[SET PROBLEM] Extract all data as written.

[EXERCISE INPUTS]
________________________________________

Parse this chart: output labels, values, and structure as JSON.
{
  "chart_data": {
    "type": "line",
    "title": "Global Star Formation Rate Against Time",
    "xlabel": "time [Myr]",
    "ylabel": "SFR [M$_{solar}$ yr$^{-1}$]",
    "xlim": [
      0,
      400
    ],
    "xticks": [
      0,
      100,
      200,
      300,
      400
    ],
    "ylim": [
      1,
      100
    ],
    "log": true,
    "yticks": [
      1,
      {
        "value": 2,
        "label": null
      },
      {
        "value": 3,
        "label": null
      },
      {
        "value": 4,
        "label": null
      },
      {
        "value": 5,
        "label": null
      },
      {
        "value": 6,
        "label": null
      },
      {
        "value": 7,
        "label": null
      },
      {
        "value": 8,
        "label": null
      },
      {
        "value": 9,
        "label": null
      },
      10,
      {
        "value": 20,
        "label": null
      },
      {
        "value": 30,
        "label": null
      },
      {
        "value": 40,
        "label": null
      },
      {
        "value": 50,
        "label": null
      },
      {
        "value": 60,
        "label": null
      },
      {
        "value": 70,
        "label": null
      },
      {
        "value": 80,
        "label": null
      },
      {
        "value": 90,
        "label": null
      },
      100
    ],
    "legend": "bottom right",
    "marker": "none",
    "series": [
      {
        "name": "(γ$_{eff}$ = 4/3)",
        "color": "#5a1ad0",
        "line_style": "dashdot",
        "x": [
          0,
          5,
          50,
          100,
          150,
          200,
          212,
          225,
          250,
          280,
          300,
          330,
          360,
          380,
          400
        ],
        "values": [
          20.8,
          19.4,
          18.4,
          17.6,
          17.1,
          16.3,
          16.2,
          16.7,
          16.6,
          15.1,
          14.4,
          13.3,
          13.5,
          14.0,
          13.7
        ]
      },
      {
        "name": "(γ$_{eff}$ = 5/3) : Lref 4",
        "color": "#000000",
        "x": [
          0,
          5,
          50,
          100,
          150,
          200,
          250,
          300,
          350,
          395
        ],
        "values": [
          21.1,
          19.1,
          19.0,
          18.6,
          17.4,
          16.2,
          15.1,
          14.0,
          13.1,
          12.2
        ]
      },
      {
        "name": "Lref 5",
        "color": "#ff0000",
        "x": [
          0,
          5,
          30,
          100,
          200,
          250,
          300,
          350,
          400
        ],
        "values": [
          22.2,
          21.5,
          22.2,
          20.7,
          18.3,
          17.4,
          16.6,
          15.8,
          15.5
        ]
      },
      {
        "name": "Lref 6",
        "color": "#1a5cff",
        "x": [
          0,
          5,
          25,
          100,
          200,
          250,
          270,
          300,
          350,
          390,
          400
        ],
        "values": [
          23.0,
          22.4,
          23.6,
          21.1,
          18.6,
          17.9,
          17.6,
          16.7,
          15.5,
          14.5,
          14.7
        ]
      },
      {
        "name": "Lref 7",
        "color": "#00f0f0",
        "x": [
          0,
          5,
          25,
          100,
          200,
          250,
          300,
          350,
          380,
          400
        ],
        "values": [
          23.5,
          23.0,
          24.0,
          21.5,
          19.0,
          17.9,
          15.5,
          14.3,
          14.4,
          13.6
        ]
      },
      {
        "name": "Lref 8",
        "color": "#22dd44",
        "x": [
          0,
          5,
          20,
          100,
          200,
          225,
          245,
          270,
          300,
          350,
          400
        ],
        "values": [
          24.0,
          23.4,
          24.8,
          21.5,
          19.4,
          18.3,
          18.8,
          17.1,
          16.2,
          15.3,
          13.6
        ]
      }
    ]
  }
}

________________________________________

[TASK ANSWER]
Parse this chart: output labels, values, and structure as JSON.
{
  "chart_data": {
    "type": "line",
    "title": "Global Star Formation Rate Against Time",
    "xlabel": "time [Myr]",
    "ylabel": "SFR [M$_{solar}$ yr$^{-1}$]",
    "xlim": [
      0,
      400
    ],
    "xticks": [
      0,
      100,
      200,
      300,
      400
    ],
    "ylim": [
      1,
      100
    ],
    "log": true,
    "yticks": [
      1,
      {
        "value": 2,
        "label": null
      },
      {
        "value": 3,
        "label": null
      },
      {
        "value": 4,
        "label": null
      },
      {
        "value": 5,
        "label": null
      },
      {
        "value": 6,
        "label": null
      },
      {
        "value": 7,
        "label": null
      },
      {
        "value": 8,
        "label": null
      },
      {
        "value": 9,
        "label": null
      },
      10,
      {
        "value": 20,
        "label": null
      },
      {
        "value": 30,
        "label": null
      },
      {
        "value": 40,
        "label": null
      },
      {
        "value": 50,
        "label": null
      },
      {
        "value": 60,
        "label": null
      },
      {
        "value": 70,
        "label": null
      },
      {
        "value": 80,
        "label": null
      },
      {
        "value": 90,
        "label": null
      },
      100
    ],
    "legend": "bottom right",
    "marker": "none",
    "series": [
      {
        "name": "(γ$_{eff}$ = 4/3)",
        "color": "#5a1ad0",
        "line_style": "dashdot",
        "x": [
          0,
          5,
          50,
          100,
          150,
          200,
          212,
          225,
          250,
          280,
          300,
          330,
          360,
          380,
          400
        ],
        "values": [
          20.8,
          19.4,
          18.4,
          17.6,
          17.1,
          16.3,
          16.2,
          16.7,
          16.6,
          15.1,
          14.4,
          13.3,
          13.5,
          14.0,
          13.7
        ]
      },
      {
        "name": "(γ$_{eff}$ = 5/3) : Lref 4",
        "color": "#000000",
        "x": [
          0,
          5,
          50,
          100,
          150,
          200,
          250,
          300,
          350,
          395
        ],
        "values": [
          21.1,
          19.1,
          19.0,
          18.6,
          17.4,
          16.2,
          15.1,
          14.0,
          13.1,
          12.2
        ]
      },
      {
        "name": "Lref 5",
        "color": "#ff0000",
        "x": [
          0,
          5,
          30,
          100,
          200,
          250,
          300,
          350,
          400
        ],
        "values": [
          22.2,
          21.5,
          22.2,
          20.7,
          18.3,
          17.4,
          16.6,
          15.8,
          15.5
        ]
      },
      {
        "name": "Lref 6",
        "color": "#1a5cff",
        "x": [
          0,
          5,
          25,
          100,
          200,
          250,
          270,
          300,
          350,
          390,
          400
        ],
        "values": [
          23.0,
          22.4,
          23.6,
          21.1,
          18.6,
          17.9,
          17.6,
          16.7,
          15.5,
          14.5,
          14.7
        ]
      },
      {
        "name": "Lref 7",
        "color": "#00f0f0",
        "x": [
          0,
          5,
          25,
          100,
          200,
          250,
          300,
          350,
          380,
          400
        ],
        "values": [
          23.5,
          23.0,
          24.0,
          21.5,
          19.0,
          17.9,
          15.5,
          14.3,
          14.4,
          13.6
        ]
      },
      {
        "name": "Lref 8",
        "color": "#22dd44",
        "x": [
          0,
          5,
          20,
          100,
          200,
          225,
          245,
          270,
          300,
          350,
          400
        ],
        "values": [
          24.0,
          23.4,
          24.8,
          21.5,
          19.4,
          18.3,
          18.8,
          17.1,
          16.2,
          15.3,
          13.6
        ]
      }
    ]
  }
}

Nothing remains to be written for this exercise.